* Begin *

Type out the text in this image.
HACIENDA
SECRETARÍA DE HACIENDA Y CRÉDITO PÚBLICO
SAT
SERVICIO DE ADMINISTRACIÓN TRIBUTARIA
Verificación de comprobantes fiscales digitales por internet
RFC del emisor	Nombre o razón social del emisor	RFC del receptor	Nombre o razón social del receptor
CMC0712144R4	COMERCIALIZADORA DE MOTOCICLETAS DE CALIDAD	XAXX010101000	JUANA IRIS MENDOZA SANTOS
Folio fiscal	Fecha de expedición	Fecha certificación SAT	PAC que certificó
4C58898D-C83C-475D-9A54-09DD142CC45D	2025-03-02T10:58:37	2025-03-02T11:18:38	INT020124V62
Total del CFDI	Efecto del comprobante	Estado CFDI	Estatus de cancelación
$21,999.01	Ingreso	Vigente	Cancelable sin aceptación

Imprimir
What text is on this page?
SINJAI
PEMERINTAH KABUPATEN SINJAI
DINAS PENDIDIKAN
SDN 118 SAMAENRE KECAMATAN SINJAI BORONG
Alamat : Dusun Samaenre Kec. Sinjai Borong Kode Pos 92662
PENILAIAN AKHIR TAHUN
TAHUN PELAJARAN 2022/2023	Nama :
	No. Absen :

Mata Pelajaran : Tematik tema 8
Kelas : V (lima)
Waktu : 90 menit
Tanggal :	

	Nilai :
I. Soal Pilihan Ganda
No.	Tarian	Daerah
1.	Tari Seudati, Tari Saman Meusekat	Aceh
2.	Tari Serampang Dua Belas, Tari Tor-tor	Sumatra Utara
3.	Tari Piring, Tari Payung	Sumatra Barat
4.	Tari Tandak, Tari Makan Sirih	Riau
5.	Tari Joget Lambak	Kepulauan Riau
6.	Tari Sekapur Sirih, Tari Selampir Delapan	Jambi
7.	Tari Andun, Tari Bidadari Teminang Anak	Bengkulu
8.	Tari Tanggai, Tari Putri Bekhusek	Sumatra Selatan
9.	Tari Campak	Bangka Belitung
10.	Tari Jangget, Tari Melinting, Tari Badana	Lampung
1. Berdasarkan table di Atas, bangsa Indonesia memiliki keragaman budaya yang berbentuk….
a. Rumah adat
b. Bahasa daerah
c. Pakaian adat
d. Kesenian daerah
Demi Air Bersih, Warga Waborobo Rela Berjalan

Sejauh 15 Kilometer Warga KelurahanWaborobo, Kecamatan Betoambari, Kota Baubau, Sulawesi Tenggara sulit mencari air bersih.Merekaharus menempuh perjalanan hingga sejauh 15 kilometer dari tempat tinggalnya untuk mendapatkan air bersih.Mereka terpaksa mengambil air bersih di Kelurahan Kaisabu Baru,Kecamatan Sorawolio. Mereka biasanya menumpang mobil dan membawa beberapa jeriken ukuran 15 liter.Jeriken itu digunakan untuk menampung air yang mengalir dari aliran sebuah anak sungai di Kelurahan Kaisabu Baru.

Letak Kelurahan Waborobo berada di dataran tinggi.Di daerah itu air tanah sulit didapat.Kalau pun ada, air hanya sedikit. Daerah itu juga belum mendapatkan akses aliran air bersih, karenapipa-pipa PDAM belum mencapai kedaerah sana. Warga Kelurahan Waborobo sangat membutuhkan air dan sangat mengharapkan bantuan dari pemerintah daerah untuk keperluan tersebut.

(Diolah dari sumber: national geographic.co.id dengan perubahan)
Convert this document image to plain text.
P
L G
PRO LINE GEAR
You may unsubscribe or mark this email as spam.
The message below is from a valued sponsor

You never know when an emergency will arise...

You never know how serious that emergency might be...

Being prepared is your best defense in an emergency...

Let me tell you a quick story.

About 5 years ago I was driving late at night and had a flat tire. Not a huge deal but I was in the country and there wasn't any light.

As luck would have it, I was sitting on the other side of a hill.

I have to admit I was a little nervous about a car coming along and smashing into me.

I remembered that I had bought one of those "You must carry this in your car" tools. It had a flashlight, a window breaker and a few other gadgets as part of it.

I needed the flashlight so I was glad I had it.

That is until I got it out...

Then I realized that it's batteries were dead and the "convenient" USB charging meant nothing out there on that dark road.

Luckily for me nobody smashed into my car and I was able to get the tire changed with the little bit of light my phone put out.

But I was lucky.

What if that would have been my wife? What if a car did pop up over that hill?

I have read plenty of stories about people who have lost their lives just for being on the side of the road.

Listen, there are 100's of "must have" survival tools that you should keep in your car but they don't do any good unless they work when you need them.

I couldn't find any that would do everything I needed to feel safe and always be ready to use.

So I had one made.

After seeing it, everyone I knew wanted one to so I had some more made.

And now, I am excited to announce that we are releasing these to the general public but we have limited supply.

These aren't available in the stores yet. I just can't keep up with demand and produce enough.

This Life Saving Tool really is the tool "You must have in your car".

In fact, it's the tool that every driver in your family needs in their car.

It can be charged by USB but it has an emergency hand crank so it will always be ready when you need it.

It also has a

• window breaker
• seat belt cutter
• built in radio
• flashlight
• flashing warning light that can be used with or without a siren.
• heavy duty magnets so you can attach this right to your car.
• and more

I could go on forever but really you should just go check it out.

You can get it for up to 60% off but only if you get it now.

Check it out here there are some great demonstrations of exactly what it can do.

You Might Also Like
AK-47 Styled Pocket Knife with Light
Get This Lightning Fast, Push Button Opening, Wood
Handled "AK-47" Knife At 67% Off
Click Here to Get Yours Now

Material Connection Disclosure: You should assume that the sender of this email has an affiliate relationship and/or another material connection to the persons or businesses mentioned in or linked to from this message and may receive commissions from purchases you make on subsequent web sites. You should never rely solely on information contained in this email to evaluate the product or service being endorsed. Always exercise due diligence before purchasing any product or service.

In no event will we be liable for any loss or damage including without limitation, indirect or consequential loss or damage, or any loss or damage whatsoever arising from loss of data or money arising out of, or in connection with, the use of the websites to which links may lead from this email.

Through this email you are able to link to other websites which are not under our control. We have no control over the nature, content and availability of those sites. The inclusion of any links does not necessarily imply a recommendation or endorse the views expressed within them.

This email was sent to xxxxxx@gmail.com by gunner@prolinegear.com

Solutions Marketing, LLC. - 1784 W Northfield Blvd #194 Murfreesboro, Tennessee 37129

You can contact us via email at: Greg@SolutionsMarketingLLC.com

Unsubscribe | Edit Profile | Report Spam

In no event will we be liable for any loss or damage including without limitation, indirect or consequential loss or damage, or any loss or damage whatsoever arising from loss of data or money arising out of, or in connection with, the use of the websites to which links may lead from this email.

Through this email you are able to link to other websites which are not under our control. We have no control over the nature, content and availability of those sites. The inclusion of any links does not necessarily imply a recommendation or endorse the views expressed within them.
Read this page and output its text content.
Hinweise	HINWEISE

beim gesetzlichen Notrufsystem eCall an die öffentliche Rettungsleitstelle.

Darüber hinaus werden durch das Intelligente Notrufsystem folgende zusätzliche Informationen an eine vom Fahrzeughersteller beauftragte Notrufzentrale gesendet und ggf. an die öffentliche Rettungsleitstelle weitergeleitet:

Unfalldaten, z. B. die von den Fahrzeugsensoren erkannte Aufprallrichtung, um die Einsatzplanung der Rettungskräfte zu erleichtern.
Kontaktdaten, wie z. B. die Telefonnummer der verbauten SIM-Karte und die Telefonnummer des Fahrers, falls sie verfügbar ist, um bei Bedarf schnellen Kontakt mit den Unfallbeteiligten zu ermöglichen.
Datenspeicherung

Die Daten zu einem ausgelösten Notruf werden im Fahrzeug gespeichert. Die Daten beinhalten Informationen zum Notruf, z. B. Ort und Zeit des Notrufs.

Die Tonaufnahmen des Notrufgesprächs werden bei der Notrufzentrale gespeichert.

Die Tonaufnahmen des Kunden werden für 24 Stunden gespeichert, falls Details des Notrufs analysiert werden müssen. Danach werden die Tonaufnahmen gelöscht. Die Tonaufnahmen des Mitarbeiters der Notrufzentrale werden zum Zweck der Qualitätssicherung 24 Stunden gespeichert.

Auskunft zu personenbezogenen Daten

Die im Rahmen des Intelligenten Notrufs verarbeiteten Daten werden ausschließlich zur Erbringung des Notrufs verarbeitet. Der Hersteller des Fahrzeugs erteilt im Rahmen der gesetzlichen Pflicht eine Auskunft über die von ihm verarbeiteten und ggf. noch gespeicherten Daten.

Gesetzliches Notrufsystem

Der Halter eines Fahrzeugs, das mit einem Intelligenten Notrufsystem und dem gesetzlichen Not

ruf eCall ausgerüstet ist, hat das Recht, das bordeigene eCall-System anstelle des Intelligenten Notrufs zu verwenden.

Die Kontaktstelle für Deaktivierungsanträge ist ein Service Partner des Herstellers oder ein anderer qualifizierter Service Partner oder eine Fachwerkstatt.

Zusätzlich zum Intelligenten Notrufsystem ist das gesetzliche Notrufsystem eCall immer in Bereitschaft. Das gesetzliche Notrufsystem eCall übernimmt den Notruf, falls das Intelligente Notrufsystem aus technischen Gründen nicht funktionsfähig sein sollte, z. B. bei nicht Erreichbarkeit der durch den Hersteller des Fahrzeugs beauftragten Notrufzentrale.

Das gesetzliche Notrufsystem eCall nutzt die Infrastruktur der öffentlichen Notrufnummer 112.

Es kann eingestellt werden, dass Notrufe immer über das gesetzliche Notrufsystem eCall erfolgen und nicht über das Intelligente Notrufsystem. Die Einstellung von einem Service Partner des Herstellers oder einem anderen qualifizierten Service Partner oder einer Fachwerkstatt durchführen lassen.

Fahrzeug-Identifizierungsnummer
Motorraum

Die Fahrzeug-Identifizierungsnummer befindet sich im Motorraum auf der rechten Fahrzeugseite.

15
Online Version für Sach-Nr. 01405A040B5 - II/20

* End *

Required task: Check each line of the entries above, and show every one holding the word "Rettungsleitstelle".

Expected answer:
beim gesetzlichen Notrufsystem eCall an die öffentliche Rettungsleitstelle.
Darüber hinaus werden durch das Intelligente Notrufsystem folgende zusätzliche Informationen an eine vom Fahrzeughersteller beauftragte Notrufzentrale gesendet und ggf. an die öffentliche Rettungsleitstelle weitergeleitet:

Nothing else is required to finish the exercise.